-- STORED ROWS --

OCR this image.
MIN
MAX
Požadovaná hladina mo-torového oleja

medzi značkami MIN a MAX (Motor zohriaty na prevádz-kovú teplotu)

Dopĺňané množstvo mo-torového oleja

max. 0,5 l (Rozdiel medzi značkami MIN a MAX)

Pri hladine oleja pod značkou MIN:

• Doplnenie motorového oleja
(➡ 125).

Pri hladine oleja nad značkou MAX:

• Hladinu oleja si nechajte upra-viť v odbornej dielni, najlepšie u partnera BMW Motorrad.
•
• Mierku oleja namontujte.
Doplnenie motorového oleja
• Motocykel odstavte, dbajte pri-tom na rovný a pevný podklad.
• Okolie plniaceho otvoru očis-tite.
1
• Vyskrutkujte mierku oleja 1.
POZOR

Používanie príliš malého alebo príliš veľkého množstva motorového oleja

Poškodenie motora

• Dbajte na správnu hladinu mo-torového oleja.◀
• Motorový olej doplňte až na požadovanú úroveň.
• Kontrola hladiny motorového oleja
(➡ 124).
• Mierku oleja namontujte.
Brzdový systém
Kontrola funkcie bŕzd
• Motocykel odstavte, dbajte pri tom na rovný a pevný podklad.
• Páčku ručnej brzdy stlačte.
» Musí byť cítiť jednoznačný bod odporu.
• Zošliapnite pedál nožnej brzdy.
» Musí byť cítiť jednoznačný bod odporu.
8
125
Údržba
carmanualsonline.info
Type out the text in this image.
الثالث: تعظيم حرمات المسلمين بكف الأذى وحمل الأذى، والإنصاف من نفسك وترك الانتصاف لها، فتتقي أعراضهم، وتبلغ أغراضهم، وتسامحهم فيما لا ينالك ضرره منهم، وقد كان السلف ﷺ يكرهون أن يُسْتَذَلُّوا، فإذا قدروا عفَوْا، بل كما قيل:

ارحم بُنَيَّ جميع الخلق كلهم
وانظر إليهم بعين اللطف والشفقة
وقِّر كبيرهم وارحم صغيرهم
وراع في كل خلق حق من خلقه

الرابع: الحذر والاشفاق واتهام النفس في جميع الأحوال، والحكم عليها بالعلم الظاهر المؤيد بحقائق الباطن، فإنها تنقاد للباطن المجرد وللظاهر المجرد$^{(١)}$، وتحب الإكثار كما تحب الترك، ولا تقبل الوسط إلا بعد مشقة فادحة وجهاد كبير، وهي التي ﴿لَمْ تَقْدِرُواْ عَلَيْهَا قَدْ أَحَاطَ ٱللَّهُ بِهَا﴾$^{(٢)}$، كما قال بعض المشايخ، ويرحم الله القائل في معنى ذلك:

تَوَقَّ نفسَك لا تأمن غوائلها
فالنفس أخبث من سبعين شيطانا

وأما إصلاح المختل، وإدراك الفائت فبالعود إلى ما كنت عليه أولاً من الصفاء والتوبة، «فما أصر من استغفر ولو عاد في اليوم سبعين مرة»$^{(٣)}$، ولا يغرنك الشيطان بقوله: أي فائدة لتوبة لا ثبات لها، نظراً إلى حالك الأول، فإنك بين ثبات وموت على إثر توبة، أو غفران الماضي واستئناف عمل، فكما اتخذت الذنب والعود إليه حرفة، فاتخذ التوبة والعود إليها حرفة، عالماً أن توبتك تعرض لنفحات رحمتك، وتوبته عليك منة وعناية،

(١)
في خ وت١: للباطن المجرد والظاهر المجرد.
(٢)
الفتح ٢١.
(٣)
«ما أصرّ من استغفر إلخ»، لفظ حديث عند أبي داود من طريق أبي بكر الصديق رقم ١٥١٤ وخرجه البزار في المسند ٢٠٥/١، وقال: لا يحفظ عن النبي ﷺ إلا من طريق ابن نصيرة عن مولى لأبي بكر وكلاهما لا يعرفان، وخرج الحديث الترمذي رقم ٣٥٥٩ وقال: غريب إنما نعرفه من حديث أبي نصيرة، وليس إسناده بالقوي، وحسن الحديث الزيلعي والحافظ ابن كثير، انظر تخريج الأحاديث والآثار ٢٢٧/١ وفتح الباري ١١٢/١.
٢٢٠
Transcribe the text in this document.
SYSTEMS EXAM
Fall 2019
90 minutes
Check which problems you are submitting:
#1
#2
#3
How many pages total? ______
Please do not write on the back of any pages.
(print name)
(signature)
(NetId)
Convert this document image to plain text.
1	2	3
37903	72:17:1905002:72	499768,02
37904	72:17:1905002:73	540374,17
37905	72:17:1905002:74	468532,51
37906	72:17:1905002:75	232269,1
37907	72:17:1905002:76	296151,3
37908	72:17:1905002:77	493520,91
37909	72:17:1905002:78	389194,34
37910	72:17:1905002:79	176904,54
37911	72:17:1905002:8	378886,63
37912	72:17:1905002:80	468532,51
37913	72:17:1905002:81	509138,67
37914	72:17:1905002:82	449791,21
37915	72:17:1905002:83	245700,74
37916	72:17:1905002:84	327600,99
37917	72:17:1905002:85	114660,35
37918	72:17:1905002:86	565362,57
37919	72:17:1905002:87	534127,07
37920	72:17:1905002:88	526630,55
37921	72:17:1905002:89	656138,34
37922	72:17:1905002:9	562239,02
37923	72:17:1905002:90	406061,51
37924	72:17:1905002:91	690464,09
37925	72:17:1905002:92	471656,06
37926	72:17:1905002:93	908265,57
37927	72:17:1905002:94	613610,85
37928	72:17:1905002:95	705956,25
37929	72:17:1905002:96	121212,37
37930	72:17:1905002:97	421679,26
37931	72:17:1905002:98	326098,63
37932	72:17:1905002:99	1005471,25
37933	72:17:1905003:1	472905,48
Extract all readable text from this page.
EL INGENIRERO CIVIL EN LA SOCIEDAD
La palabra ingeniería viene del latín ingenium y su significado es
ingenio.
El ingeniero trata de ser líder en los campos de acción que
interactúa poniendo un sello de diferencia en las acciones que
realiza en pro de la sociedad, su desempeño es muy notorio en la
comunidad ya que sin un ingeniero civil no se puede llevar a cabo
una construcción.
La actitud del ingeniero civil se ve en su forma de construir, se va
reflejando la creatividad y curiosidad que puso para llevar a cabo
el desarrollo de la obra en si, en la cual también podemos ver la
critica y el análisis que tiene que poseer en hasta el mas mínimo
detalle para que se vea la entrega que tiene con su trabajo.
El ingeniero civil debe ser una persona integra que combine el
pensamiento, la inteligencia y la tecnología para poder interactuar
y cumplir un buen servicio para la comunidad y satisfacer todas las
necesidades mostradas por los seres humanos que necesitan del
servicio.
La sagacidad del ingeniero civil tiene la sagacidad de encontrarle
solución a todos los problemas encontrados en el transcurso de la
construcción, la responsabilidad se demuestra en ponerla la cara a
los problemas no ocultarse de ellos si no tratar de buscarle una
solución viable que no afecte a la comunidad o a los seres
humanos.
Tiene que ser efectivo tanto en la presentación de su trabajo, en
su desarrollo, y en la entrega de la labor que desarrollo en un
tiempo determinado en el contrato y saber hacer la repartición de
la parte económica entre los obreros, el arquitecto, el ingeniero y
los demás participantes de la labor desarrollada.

-- TASK PROMPT --
Count the lines that hold the string "podklad" and state that number alone.

-- TASK ANSWER --
2